● **What to do**: Restate the entire listing word for word.

● **Material for this task**:
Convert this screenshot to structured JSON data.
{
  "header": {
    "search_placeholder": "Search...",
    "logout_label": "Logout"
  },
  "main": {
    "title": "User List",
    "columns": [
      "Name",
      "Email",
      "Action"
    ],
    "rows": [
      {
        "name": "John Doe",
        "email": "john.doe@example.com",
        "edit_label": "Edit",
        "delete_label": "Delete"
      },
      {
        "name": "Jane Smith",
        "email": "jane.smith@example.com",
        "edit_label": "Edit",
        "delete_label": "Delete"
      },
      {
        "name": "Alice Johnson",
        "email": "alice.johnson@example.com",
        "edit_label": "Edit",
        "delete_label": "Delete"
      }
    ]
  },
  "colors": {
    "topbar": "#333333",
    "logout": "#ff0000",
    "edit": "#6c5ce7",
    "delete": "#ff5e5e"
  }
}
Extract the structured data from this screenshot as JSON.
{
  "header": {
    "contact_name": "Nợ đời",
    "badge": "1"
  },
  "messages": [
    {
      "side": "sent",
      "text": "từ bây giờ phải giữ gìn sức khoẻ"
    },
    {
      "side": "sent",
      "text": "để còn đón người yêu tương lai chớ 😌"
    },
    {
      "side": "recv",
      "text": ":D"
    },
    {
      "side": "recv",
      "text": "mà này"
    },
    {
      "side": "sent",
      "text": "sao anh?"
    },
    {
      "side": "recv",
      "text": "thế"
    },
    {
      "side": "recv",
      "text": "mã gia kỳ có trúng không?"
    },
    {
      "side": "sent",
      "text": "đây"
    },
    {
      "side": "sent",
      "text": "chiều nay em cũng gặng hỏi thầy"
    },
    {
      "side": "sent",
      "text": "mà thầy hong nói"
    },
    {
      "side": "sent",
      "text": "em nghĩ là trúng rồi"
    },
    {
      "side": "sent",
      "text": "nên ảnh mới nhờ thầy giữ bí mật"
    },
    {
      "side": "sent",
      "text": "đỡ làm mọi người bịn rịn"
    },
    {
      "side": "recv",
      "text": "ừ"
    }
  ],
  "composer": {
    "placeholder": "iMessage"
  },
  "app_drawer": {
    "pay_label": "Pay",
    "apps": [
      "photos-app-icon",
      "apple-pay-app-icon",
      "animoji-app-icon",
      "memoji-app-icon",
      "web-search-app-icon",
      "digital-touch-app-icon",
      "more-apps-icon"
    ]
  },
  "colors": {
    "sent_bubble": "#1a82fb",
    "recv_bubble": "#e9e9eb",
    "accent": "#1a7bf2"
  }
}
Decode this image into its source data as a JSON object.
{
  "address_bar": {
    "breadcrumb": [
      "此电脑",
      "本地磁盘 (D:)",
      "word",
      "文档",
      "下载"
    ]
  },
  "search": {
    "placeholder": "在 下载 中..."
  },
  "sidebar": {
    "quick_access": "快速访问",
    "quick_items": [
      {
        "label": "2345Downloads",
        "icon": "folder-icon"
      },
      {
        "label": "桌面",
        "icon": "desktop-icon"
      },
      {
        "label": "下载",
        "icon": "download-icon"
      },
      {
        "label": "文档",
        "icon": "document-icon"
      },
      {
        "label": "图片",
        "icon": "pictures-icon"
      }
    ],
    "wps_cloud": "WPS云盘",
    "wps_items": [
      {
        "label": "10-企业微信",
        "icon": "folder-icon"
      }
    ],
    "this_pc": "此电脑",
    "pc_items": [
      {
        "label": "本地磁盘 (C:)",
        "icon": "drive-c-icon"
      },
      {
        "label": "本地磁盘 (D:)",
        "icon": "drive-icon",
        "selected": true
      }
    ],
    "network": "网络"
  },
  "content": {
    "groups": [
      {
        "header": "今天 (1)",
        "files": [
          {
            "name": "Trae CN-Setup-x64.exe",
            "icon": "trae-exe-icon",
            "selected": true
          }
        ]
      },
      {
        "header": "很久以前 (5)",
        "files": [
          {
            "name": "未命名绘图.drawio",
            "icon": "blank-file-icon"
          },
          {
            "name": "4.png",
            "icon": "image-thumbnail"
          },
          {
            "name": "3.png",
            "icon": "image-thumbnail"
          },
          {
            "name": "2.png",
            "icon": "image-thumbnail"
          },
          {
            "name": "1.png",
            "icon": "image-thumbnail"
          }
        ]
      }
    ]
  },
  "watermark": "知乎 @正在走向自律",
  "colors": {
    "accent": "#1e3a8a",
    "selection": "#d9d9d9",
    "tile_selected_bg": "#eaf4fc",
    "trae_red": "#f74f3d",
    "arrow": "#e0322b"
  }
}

● **Correct answer**:
Convert this screenshot to structured JSON data.
{
  "header": {
    "search_placeholder": "Search...",
    "logout_label": "Logout"
  },
  "main": {
    "title": "User List",
    "columns": [
      "Name",
      "Email",
      "Action"
    ],
    "rows": [
      {
        "name": "John Doe",
        "email": "john.doe@example.com",
        "edit_label": "Edit",
        "delete_label": "Delete"
      },
      {
        "name": "Jane Smith",
        "email": "jane.smith@example.com",
        "edit_label": "Edit",
        "delete_label": "Delete"
      },
      {
        "name": "Alice Johnson",
        "email": "alice.johnson@example.com",
        "edit_label": "Edit",
        "delete_label": "Delete"
      }
    ]
  },
  "colors": {
    "topbar": "#333333",
    "logout": "#ff0000",
    "edit": "#6c5ce7",
    "delete": "#ff5e5e"
  }
}
Extract the structured data from this screenshot as JSON.
{
  "header": {
    "contact_name": "Nợ đời",
    "badge": "1"
  },
  "messages": [
    {
      "side": "sent",
      "text": "từ bây giờ phải giữ gìn sức khoẻ"
    },
    {
      "side": "sent",
      "text": "để còn đón người yêu tương lai chớ 😌"
    },
    {
      "side": "recv",
      "text": ":D"
    },
    {
      "side": "recv",
      "text": "mà này"
    },
    {
      "side": "sent",
      "text": "sao anh?"
    },
    {
      "side": "recv",
      "text": "thế"
    },
    {
      "side": "recv",
      "text": "mã gia kỳ có trúng không?"
    },
    {
      "side": "sent",
      "text": "đây"
    },
    {
      "side": "sent",
      "text": "chiều nay em cũng gặng hỏi thầy"
    },
    {
      "side": "sent",
      "text": "mà thầy hong nói"
    },
    {
      "side": "sent",
      "text": "em nghĩ là trúng rồi"
    },
    {
      "side": "sent",
      "text": "nên ảnh mới nhờ thầy giữ bí mật"
    },
    {
      "side": "sent",
      "text": "đỡ làm mọi người bịn rịn"
    },
    {
      "side": "recv",
      "text": "ừ"
    }
  ],
  "composer": {
    "placeholder": "iMessage"
  },
  "app_drawer": {
    "pay_label": "Pay",
    "apps": [
      "photos-app-icon",
      "apple-pay-app-icon",
      "animoji-app-icon",
      "memoji-app-icon",
      "web-search-app-icon",
      "digital-touch-app-icon",
      "more-apps-icon"
    ]
  },
  "colors": {
    "sent_bubble": "#1a82fb",
    "recv_bubble": "#e9e9eb",
    "accent": "#1a7bf2"
  }
}
Decode this image into its source data as a JSON object.
{
  "address_bar": {
    "breadcrumb": [
      "此电脑",
      "本地磁盘 (D:)",
      "word",
      "文档",
      "下载"
    ]
  },
  "search": {
    "placeholder": "在 下载 中..."
  },
  "sidebar": {
    "quick_access": "快速访问",
    "quick_items": [
      {
        "label": "2345Downloads",
        "icon": "folder-icon"
      },
      {
        "label": "桌面",
        "icon": "desktop-icon"
      },
      {
        "label": "下载",
        "icon": "download-icon"
      },
      {
        "label": "文档",
        "icon": "document-icon"
      },
      {
        "label": "图片",
        "icon": "pictures-icon"
      }
    ],
    "wps_cloud": "WPS云盘",
    "wps_items": [
      {
        "label": "10-企业微信",
        "icon": "folder-icon"
      }
    ],
    "this_pc": "此电脑",
    "pc_items": [
      {
        "label": "本地磁盘 (C:)",
        "icon": "drive-c-icon"
      },
      {
        "label": "本地磁盘 (D:)",
        "icon": "drive-icon",
        "selected": true
      }
    ],
    "network": "网络"
  },
  "content": {
    "groups": [
      {
        "header": "今天 (1)",
        "files": [
          {
            "name": "Trae CN-Setup-x64.exe",
            "icon": "trae-exe-icon",
            "selected": true
          }
        ]
      },
      {
        "header": "很久以前 (5)",
        "files": [
          {
            "name": "未命名绘图.drawio",
            "icon": "blank-file-icon"
          },
          {
            "name": "4.png",
            "icon": "image-thumbnail"
          },
          {
            "name": "3.png",
            "icon": "image-thumbnail"
          },
          {
            "name": "2.png",
            "icon": "image-thumbnail"
          },
          {
            "name": "1.png",
            "icon": "image-thumbnail"
          }
        ]
      }
    ]
  },
  "watermark": "知乎 @正在走向自律",
  "colors": {
    "accent": "#1e3a8a",
    "selection": "#d9d9d9",
    "tile_selected_bg": "#eaf4fc",
    "trae_red": "#f74f3d",
    "arrow": "#e0322b"
  }
}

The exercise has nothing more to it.